** begin Rows **
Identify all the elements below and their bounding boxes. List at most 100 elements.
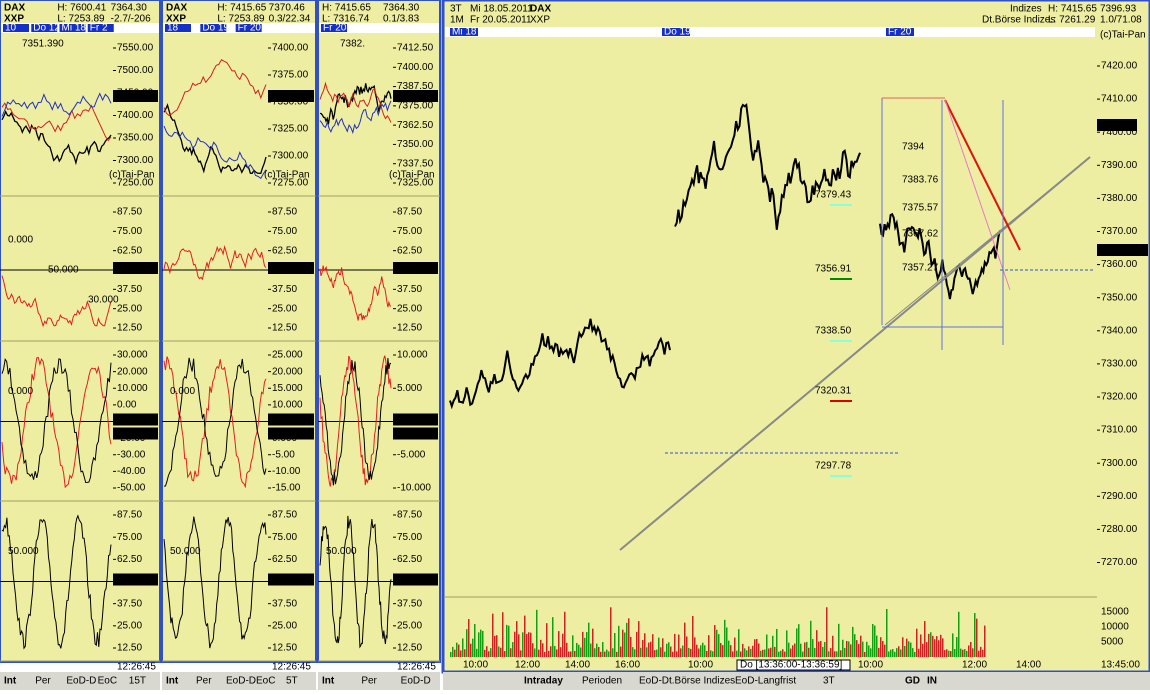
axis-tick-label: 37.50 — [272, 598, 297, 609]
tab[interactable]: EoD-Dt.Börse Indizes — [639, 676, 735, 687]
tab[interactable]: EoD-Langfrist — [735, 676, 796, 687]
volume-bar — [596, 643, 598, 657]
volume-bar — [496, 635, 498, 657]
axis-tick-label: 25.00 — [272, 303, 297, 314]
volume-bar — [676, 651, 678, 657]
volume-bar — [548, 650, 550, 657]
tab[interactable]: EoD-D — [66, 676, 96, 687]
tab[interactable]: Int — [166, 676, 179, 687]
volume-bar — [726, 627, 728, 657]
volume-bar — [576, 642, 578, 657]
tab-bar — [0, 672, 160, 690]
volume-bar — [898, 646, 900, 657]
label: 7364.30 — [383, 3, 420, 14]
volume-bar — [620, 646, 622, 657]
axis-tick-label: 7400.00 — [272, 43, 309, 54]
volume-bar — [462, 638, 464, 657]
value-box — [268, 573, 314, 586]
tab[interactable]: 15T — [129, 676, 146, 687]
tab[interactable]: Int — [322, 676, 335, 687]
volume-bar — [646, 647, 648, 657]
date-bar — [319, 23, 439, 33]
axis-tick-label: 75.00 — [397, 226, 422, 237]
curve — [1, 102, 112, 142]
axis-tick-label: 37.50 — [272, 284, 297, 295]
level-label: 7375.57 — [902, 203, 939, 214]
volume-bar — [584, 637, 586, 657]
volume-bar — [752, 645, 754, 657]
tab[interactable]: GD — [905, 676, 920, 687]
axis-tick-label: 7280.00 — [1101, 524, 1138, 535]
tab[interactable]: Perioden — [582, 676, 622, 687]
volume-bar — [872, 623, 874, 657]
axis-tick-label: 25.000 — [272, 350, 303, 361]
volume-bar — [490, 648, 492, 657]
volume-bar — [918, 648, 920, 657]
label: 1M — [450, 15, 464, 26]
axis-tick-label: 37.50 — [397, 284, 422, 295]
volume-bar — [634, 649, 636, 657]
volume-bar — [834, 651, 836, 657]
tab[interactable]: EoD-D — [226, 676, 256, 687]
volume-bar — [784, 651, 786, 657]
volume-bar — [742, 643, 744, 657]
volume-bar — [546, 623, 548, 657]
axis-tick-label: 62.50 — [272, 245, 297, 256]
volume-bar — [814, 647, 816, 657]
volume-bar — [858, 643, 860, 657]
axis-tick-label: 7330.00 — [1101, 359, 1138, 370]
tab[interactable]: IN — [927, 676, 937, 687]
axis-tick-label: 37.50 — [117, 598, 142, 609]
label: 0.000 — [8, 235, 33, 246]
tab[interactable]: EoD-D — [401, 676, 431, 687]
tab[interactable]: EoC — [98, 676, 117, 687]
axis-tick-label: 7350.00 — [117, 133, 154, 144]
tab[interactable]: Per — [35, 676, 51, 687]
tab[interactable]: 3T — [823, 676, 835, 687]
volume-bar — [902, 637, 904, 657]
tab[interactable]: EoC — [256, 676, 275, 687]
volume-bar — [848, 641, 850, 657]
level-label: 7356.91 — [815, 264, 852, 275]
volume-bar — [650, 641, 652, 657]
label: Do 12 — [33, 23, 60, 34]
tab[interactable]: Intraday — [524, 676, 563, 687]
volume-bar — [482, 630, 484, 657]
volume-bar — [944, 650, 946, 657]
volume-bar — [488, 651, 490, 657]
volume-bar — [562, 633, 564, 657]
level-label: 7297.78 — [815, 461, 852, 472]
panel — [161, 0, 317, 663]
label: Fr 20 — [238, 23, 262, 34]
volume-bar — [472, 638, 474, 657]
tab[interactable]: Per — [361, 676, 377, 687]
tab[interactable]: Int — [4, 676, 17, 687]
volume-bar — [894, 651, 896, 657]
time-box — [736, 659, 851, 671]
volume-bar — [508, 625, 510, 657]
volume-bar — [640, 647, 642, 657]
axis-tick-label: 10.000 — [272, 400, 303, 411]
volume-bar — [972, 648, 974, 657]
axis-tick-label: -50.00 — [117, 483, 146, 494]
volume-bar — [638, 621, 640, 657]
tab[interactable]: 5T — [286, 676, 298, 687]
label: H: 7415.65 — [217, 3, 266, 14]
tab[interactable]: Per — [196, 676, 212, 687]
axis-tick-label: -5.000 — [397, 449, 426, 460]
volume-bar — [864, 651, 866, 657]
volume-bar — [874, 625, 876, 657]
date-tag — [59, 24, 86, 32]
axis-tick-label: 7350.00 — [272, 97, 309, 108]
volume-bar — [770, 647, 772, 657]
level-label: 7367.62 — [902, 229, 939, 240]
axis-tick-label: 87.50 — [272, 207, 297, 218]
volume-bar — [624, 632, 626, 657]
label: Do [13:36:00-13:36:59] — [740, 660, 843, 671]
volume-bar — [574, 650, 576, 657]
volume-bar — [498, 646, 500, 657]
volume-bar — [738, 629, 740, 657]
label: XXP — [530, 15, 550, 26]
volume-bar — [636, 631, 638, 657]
** end Rows **
__Short exercise__
Can you copy out, word for word, the lines of the records starting at the one containing "axis-tick-label: 37.50 — [272, 598, 297, 609]" and ending at the one containing "axis-tick-label: 25.00 — [272, 303, 297, 314]", with both of those lines included?

__Complete response__
axis-tick-label: 37.50 — [272, 598, 297, 609]
tab[interactable]: EoD-Dt.Börse Indizes — [639, 676, 735, 687]
tab[interactable]: EoD-Langfrist — [735, 676, 796, 687]
volume-bar — [596, 643, 598, 657]
volume-bar — [496, 635, 498, 657]
axis-tick-label: 25.00 — [272, 303, 297, 314]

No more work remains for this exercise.